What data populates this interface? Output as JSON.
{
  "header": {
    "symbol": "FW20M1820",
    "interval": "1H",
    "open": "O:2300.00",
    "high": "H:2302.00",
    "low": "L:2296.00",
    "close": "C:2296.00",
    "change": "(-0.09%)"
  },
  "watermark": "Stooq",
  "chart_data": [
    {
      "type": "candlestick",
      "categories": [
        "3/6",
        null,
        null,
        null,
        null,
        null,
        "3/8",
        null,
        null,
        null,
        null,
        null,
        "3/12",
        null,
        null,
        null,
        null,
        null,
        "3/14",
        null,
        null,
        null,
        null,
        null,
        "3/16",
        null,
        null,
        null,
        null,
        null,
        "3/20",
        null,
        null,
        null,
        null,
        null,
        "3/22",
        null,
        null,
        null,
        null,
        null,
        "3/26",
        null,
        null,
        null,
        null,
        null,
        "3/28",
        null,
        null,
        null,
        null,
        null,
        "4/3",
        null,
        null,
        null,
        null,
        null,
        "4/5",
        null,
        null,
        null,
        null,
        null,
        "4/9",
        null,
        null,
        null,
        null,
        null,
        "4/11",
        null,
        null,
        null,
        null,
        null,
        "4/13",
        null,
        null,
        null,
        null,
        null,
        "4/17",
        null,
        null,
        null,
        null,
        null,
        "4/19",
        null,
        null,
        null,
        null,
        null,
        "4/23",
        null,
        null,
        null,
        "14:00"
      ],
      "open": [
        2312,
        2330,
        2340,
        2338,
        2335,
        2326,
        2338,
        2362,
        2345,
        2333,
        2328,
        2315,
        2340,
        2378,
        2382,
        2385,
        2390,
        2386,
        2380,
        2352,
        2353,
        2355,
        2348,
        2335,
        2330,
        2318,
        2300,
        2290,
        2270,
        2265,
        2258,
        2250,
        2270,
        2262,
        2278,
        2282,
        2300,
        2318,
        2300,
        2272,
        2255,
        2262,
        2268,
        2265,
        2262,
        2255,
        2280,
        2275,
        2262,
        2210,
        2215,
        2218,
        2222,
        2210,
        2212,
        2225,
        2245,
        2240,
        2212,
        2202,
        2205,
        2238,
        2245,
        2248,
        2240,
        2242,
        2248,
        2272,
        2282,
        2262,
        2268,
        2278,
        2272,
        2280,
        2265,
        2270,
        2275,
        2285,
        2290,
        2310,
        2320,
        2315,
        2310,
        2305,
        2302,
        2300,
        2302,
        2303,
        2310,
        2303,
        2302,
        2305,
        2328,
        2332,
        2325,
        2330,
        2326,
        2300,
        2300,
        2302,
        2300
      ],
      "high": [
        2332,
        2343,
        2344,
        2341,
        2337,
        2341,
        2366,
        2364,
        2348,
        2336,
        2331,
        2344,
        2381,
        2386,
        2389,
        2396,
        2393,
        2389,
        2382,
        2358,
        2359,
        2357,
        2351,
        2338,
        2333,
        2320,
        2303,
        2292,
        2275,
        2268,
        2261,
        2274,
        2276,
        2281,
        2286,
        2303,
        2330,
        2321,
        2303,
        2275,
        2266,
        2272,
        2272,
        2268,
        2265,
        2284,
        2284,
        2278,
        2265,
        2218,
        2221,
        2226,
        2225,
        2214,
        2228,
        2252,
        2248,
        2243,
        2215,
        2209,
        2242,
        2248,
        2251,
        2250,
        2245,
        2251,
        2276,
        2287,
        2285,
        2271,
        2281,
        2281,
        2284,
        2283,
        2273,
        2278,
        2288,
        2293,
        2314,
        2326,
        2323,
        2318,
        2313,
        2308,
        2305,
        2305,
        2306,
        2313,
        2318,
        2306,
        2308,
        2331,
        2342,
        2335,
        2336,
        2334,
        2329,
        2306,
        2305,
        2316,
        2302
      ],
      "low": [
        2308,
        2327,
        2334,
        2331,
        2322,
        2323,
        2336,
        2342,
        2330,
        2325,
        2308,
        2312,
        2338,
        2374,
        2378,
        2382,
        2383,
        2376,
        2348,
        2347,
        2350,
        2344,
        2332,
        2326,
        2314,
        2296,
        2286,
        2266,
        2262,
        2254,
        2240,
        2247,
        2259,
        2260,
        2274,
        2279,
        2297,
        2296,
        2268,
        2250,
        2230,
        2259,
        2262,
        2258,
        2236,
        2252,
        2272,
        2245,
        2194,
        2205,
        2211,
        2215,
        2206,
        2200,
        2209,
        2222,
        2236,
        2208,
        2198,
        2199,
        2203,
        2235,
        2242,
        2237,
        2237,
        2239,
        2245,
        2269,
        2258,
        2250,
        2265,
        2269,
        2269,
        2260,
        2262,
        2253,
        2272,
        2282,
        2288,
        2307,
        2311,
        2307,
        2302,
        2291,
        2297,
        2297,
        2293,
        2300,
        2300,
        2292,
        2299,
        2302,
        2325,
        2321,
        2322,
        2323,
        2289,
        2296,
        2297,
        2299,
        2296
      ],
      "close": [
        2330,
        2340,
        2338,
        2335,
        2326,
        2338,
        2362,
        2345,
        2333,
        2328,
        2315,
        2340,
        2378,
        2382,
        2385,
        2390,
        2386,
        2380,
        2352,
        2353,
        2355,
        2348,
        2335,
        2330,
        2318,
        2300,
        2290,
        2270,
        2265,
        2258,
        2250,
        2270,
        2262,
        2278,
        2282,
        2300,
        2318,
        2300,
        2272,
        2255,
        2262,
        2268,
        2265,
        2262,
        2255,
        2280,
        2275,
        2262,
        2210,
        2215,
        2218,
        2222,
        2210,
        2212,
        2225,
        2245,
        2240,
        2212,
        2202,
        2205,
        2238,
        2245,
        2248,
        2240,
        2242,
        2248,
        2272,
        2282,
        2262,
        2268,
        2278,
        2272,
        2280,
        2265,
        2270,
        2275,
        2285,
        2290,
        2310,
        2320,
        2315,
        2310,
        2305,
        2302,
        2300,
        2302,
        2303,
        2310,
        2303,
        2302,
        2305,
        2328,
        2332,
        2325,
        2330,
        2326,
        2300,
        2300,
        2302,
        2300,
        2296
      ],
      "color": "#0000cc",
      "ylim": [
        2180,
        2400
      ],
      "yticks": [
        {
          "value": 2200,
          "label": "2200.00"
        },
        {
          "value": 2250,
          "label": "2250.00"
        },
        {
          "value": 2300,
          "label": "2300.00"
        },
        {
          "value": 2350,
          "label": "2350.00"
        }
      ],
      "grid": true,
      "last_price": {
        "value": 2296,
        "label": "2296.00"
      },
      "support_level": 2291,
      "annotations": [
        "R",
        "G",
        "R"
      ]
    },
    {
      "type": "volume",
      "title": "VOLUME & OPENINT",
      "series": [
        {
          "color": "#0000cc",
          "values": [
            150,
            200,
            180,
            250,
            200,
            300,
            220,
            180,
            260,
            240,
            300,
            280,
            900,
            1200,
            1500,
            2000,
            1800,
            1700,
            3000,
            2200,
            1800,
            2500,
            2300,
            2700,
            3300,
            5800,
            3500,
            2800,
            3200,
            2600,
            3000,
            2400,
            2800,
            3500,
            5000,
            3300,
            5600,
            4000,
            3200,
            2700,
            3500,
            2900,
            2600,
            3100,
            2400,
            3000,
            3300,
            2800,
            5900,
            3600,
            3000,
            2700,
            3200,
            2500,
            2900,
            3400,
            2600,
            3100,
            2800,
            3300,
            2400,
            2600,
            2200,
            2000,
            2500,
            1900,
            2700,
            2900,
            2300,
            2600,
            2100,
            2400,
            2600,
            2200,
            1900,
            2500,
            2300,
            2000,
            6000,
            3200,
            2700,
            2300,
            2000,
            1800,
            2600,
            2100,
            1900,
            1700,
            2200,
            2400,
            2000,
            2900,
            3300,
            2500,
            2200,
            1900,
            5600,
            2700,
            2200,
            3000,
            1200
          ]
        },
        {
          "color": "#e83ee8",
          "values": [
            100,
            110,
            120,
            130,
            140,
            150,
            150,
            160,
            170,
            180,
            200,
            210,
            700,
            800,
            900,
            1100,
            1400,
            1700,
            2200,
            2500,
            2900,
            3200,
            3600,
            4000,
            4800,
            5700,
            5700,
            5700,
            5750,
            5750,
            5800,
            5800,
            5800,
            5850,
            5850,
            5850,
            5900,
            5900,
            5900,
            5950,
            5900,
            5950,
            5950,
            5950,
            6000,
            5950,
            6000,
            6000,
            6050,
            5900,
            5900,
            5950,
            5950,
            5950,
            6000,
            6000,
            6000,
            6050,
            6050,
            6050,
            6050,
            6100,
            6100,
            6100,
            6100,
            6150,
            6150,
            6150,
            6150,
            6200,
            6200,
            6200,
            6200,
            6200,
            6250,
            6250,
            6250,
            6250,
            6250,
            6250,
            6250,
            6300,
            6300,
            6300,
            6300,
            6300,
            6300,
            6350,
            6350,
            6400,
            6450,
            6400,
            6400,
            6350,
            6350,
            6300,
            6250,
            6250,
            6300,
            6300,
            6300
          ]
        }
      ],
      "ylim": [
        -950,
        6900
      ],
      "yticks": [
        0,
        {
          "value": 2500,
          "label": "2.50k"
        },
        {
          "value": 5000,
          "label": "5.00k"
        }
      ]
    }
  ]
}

● What is expected: From the material above, gather all lines that include the string "color" and copy them.

● Problem solution:
      "color": "#0000cc",
          "color": "#0000cc",
          "color": "#e83ee8",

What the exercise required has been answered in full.